# [Objective]
List each line of the data that holds the word "Actief".

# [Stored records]
★ ★ ★ ★

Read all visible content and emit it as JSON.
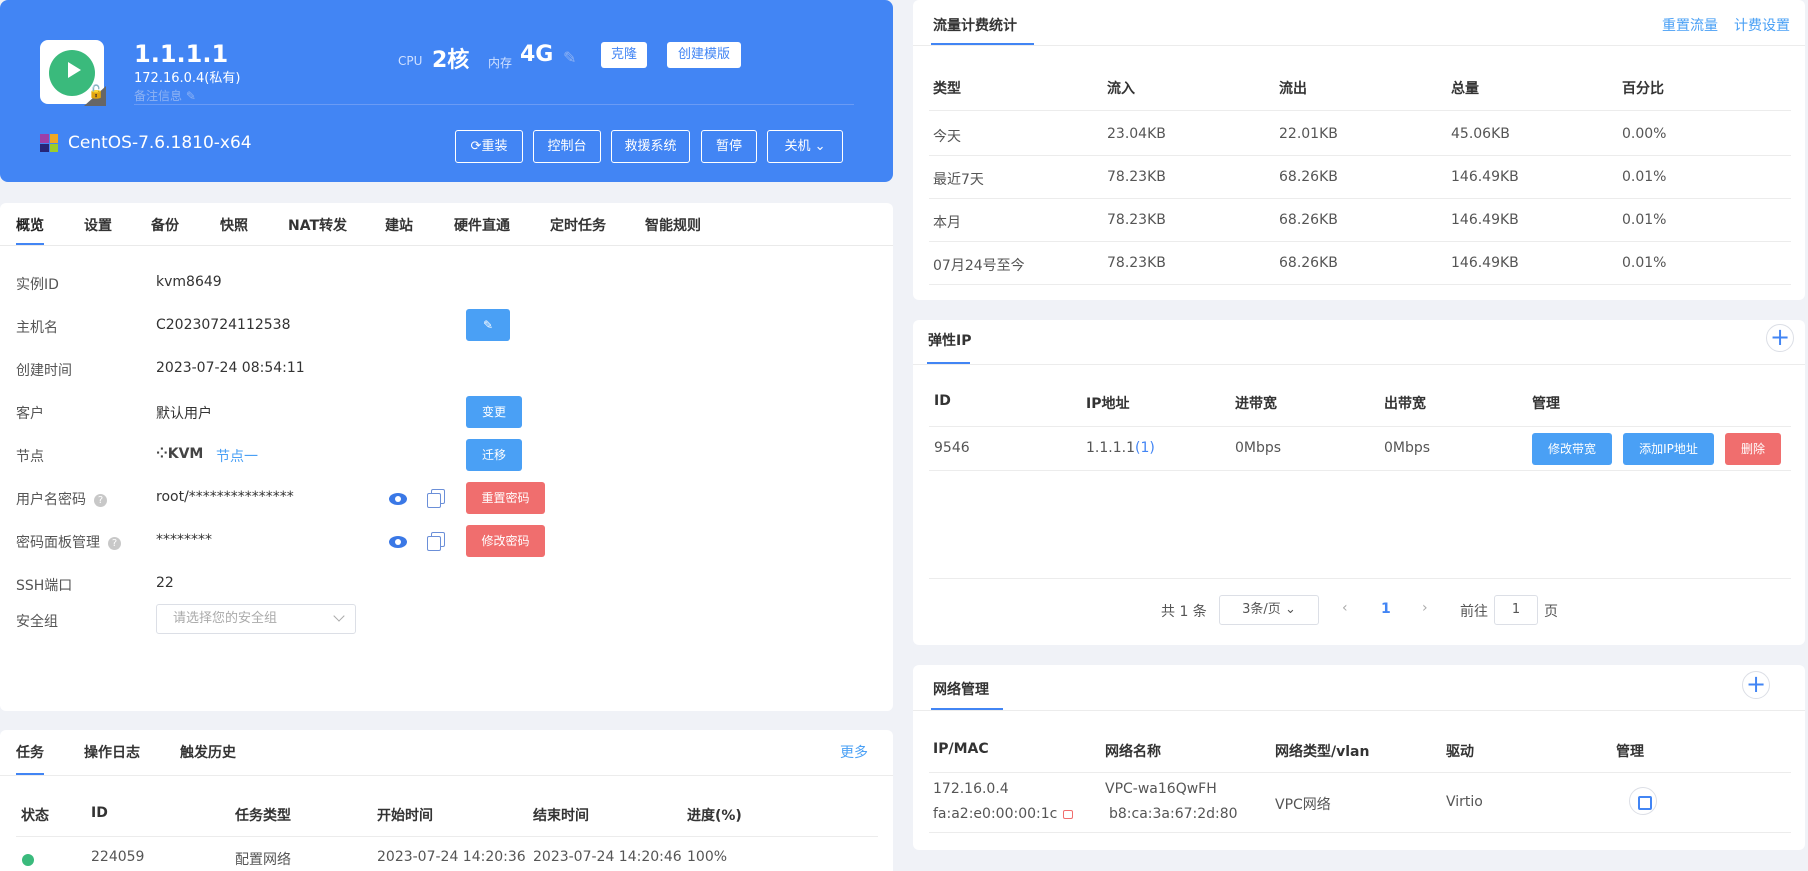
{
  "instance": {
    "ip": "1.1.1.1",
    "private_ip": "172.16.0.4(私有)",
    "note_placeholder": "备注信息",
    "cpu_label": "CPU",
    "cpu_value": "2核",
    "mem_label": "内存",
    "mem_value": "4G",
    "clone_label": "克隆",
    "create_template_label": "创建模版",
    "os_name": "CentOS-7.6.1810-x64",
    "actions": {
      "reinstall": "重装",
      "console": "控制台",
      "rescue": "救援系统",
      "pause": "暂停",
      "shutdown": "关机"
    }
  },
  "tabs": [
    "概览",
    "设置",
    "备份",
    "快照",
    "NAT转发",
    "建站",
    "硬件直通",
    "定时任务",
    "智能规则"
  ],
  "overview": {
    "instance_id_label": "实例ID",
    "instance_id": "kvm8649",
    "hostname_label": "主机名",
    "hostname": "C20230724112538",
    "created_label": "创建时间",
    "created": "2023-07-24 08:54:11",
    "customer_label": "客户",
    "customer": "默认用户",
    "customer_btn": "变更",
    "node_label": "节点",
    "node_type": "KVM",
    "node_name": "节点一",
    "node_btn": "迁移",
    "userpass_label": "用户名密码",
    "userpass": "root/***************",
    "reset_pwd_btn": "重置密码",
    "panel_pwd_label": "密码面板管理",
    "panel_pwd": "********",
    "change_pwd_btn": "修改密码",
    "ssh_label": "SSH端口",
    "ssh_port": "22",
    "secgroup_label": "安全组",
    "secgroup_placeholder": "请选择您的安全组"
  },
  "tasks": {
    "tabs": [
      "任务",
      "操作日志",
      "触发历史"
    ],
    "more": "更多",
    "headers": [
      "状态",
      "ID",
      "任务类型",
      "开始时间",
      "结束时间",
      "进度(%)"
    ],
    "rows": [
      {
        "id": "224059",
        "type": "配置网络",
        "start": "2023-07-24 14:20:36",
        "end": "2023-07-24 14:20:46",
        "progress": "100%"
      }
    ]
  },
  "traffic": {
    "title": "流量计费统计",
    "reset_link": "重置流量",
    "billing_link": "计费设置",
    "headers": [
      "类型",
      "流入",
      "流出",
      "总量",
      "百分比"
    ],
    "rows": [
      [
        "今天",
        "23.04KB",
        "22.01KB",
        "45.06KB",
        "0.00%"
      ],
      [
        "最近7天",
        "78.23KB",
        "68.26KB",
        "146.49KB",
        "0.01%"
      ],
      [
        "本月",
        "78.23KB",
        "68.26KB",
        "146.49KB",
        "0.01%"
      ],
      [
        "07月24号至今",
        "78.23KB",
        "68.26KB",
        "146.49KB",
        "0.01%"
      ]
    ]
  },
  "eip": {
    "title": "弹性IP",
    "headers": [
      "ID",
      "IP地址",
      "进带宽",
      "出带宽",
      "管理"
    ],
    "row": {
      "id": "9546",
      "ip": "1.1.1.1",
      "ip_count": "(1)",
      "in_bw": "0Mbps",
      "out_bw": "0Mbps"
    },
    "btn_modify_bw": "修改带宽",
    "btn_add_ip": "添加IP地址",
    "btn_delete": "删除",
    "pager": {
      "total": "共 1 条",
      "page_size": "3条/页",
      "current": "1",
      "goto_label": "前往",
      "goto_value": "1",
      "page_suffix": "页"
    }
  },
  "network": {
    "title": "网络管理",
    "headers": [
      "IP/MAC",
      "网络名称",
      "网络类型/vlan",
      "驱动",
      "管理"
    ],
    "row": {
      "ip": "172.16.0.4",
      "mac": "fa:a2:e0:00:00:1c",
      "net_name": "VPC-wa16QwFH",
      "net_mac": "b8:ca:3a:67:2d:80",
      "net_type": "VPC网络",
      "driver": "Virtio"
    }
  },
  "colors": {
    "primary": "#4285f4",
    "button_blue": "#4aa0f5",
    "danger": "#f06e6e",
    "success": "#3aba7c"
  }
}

★ ★ ★ ★

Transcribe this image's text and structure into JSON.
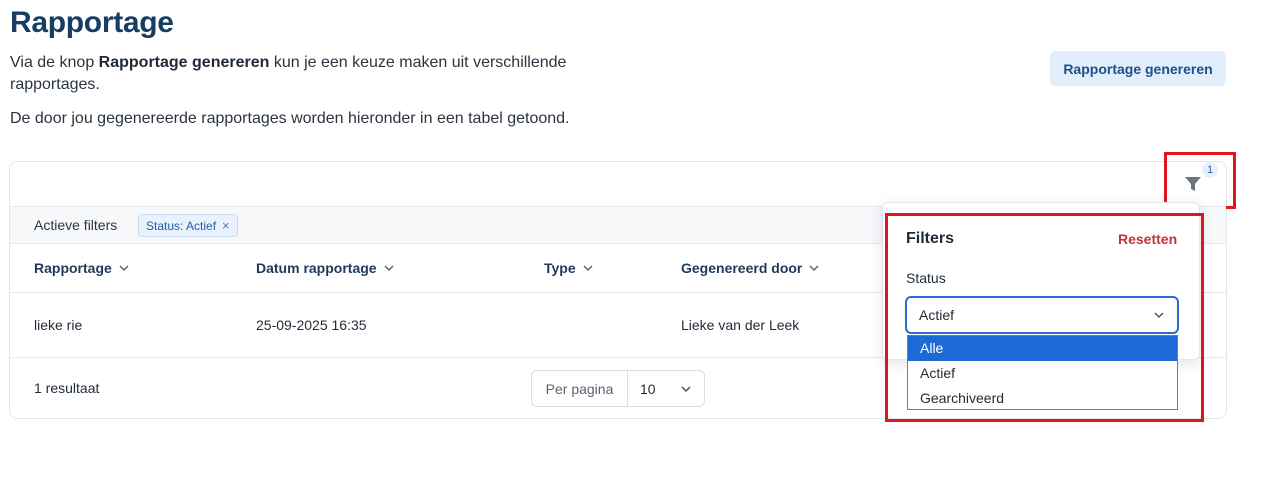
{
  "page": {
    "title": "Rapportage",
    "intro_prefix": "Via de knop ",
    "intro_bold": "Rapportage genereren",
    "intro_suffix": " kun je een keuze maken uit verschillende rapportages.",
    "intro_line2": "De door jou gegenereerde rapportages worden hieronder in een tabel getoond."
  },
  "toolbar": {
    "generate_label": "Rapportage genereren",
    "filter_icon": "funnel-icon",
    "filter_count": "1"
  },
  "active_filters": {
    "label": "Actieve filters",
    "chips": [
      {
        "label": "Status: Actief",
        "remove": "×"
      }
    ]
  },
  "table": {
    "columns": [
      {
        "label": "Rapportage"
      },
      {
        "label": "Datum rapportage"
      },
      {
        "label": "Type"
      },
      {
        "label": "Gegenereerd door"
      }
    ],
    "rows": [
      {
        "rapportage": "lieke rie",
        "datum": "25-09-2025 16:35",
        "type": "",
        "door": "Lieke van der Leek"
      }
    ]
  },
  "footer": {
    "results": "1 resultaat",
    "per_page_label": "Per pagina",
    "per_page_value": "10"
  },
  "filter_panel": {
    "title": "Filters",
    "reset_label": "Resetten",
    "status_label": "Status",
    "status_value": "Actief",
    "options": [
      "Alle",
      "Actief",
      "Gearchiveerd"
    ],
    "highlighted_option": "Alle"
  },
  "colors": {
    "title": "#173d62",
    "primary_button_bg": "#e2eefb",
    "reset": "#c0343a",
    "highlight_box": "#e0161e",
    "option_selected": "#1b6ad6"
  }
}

★ ★ ★ ★

# [Answer to this exercise]
        "label": "Status: Actief",
    "status_value": "Actief",
      "Actief",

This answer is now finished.